Samantha "Sam" Nugent and Robert Murphy. [Submitted]
Laurino will leave the City Council along with Mayor Rahm Emanuel, who tapped her to serve as president pro tempore of the City Council in 2013 and to helm the Legislative Reference Bureau, which was designed to help all 50 aldermen craft ordinances and resolutions with “impartial research.”
But come May 20, the 39th Ward will be represented by a rookie alderman for the first time since 1994, when Laurino was appointed by former Mayor Richard M. Daley to replace her father, former Ald. Anthony Laurino (39). He was elected to the City Council in 1965.
In 1995, Anthony Laurino was indicted by federal investigators on a ghost-payrolling scheme. He died before his trial ended, but his wife, Bonnie Rhein Laurino; another daughter, Marie D'Amico; and her husband, John D’Amico, were convicted.
Robert Murphy, who ran against Laurino in 2015 and fell 350 votes short of forcing her into a runoff, had expected a rematch with the veteran Chicago politician. Instead, he faces Samantha “Sam” Nugent, an attorney and former chief of staff for the Cook County Department of Homeland Security, who was the top vote-getter in the first round of voting on Feb. 26, finishing with 33 percent of the vote. Murphy won 29.56 percent.

(Raw data):
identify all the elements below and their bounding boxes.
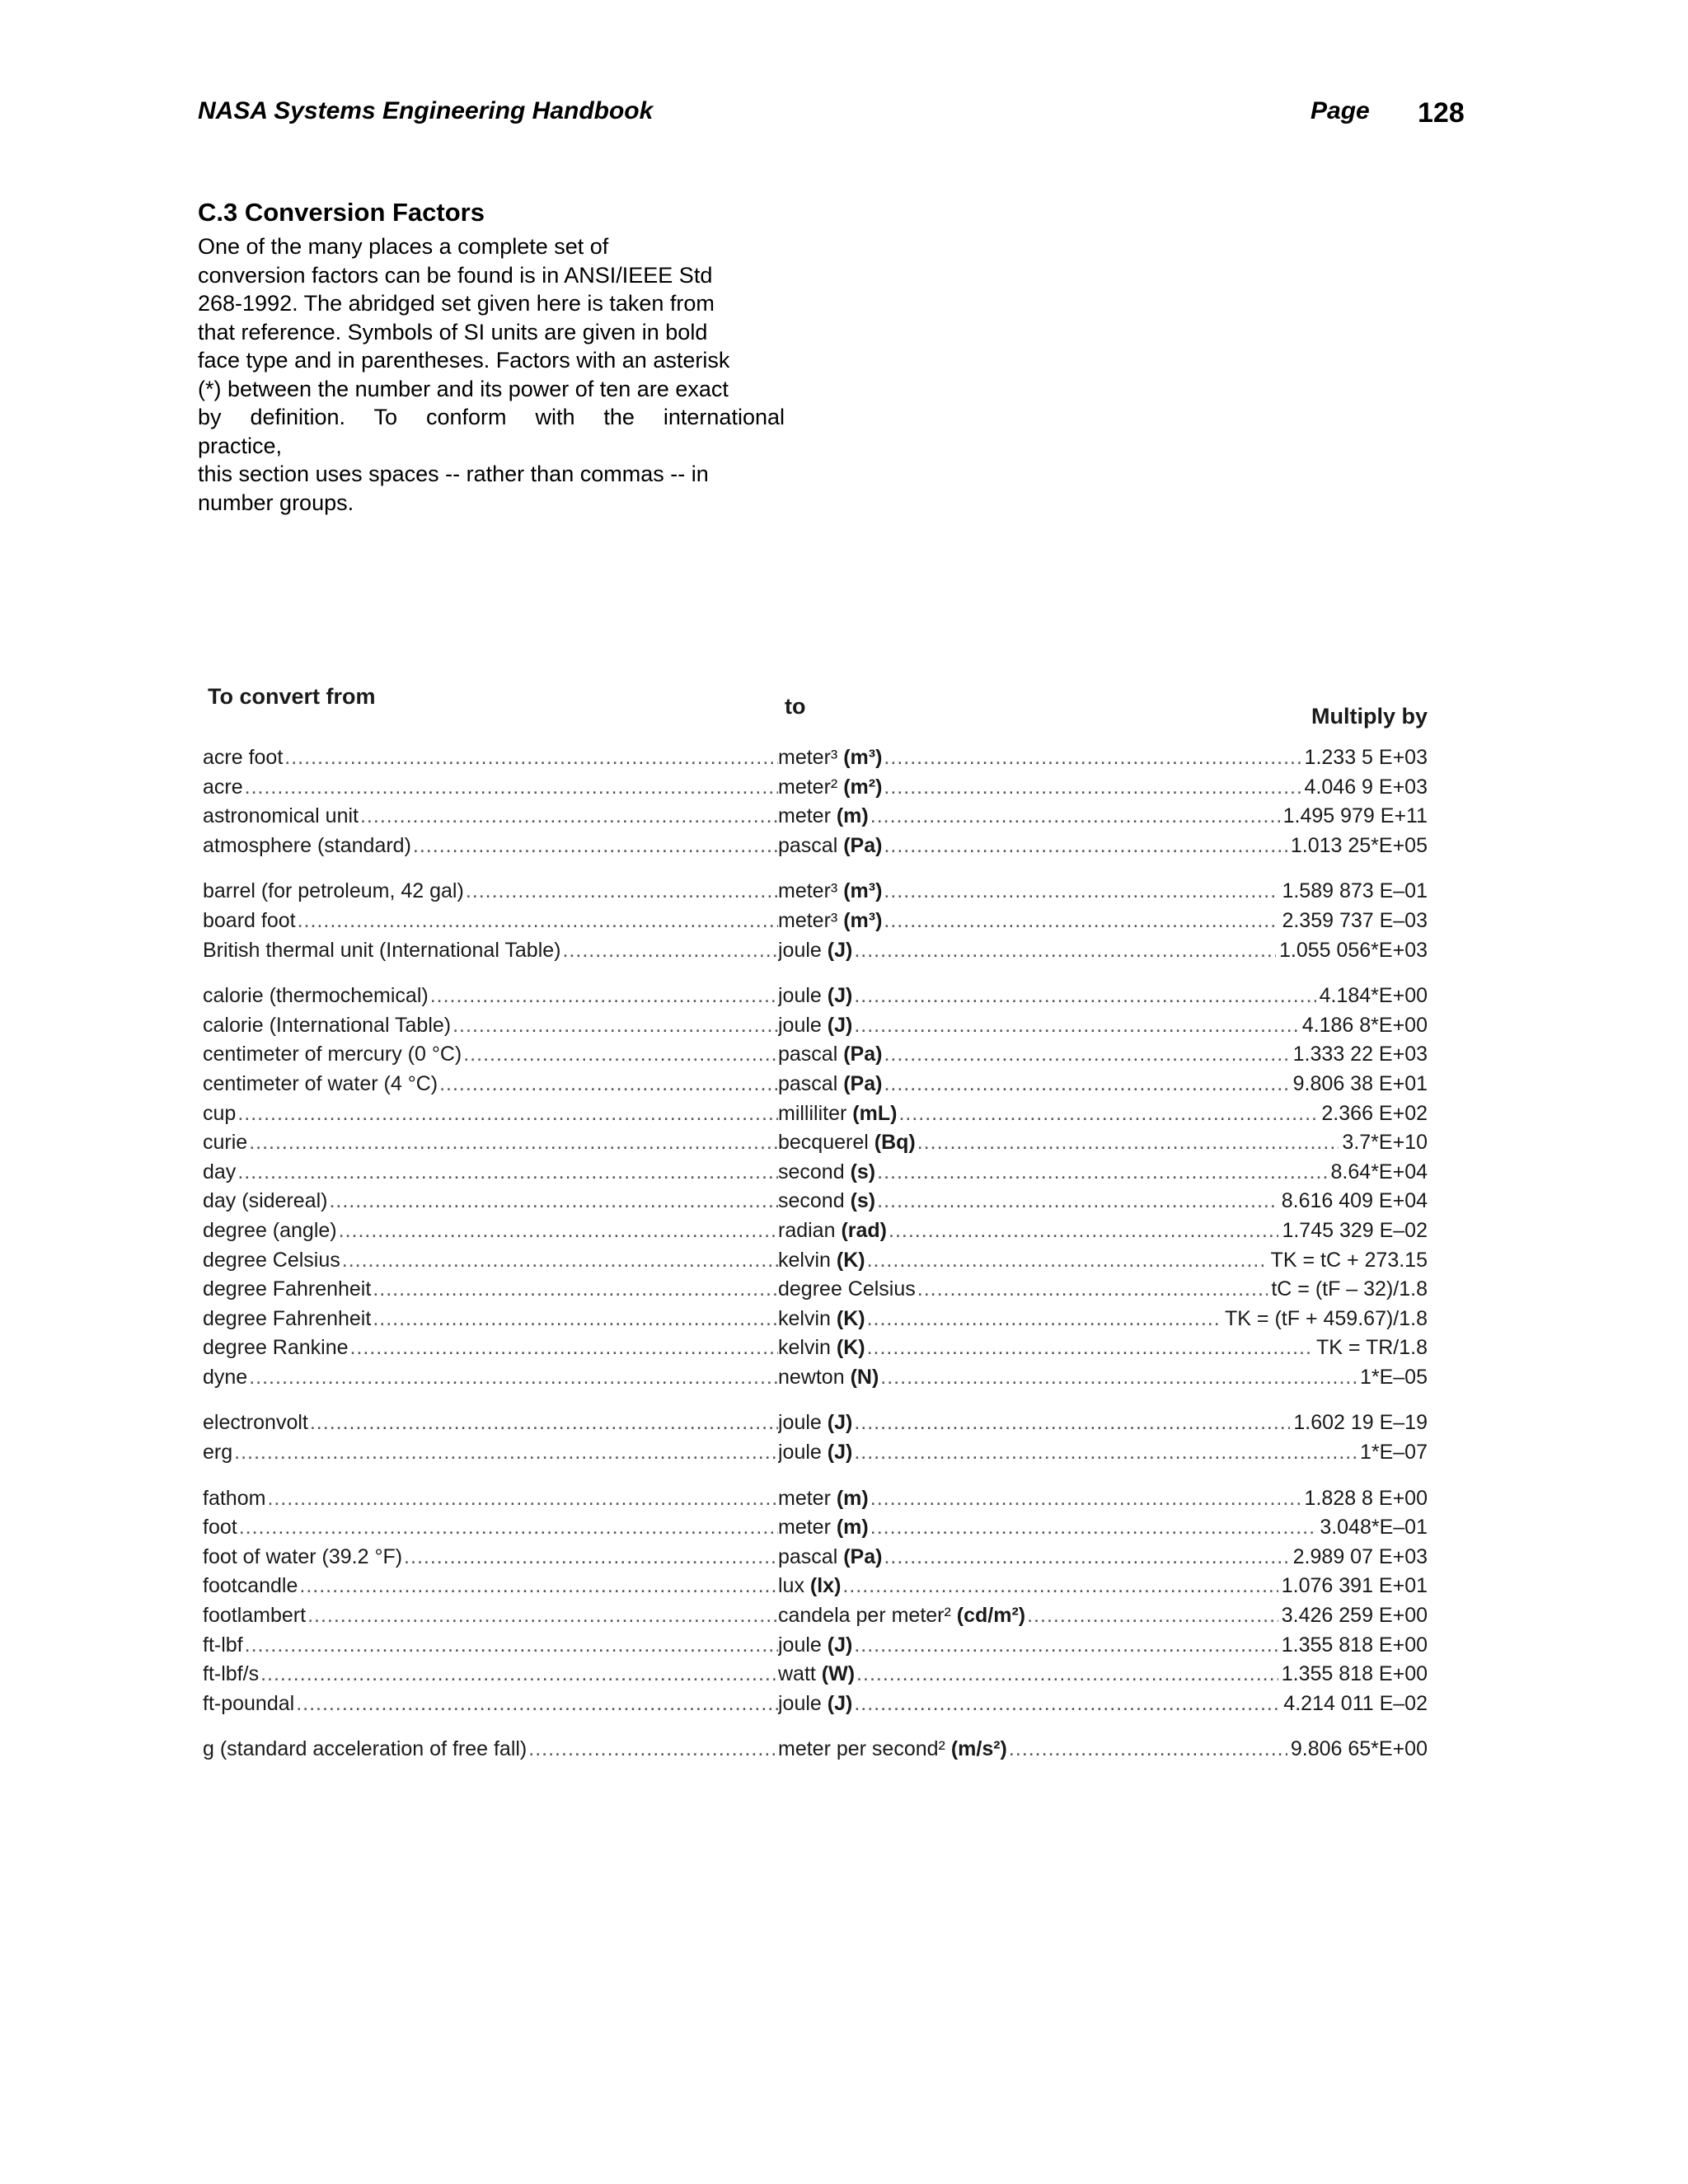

(Set problem 1): Rewrite the 39th Ward article starting at "In 1995, Anthony" and ending at "won 29.56 percent.", putting "payroll fraud scheme" in place of "ghost-payrolling scheme".
(Set problem 2): In the 39th Ward article, what share of the vote did Robert Murphy win in the first round?
(Set problem 3): Continue the 39th Ward article from the point where it stops.
The data above has no connection to the 39th Ward article.

(Written response 1):
In 1995, Anthony Laurino was indicted by federal investigators on a payroll fraud scheme. He died before his trial ended, but his wife, Bonnie Rhein Laurino; another daughter, Marie D'Amico; and her husband, John D’Amico, were convicted.
Robert Murphy, who ran against Laurino in 2015 and fell 350 votes short of forcing her into a runoff, had expected a rematch with the veteran Chicago politician. Instead, he faces Samantha “Sam” Nugent, an attorney and former chief of staff for the Cook County Department of Homeland Security, who was the top vote-getter in the first round of voting on Feb. 26, finishing with 33 percent of the vote. Murphy won 29.56 percent.

(Written response 2): 29.56 percent

(Written response 3):
In 2016, Murphy was elected the 39th Ward’s Democratic committeeman over Patrick Molloy, who is now the director of government and public affairs for the Chicago Public Library. Molloy was Laurino’s pick to replace her husband, Randy Barnette, who stepped down as committeeman rather than run for re-election.
Murphy said he was running to put an end to one-family control of the ward, which includes Sauganash, Edgebrook, Old Edgebrook, Mayfair, Gladstone Park, Indian Woods, Hollywood Park, North Park and Forest Glen.
“I’m running to make sure people have a real voice,” Murphy said.
Murphy has been endorsed by several leaders of the progressive wing of the Chicago Democratic Party, including U.S. Rep. Jesus “Chuy” Garcia, D-Chicago, and Cook County Assessor Fritz Kaegi, former Cook County Clerk David Orr and 32nd Ward Ald. Scott Waguespack, the chairman of the City Council’s Progressive Caucus.
Murphy pledges to hold mobile ward nights in all parts of the large ward, and launch a participatory budgeting process, which would allow residents to vote on how to spend his $1.3 million discretionary capital fund, known as menu money.
“For a lot of 39th Ward residents, the city’s not working for them,” said Murphy, an architect who lives in Forest Glen with his wife and daughter, who attends a Chicago Public School.
The two other candidates in the first round of voting — Casey Smagala, director of community engagement at the Albany Park Community Center, and Chicago Police Officer Joe Duplechin — have endorsed Nugent.
Nugent also won the endorsement of the Tribune, while Murphy won over the Sun-Times editorial board.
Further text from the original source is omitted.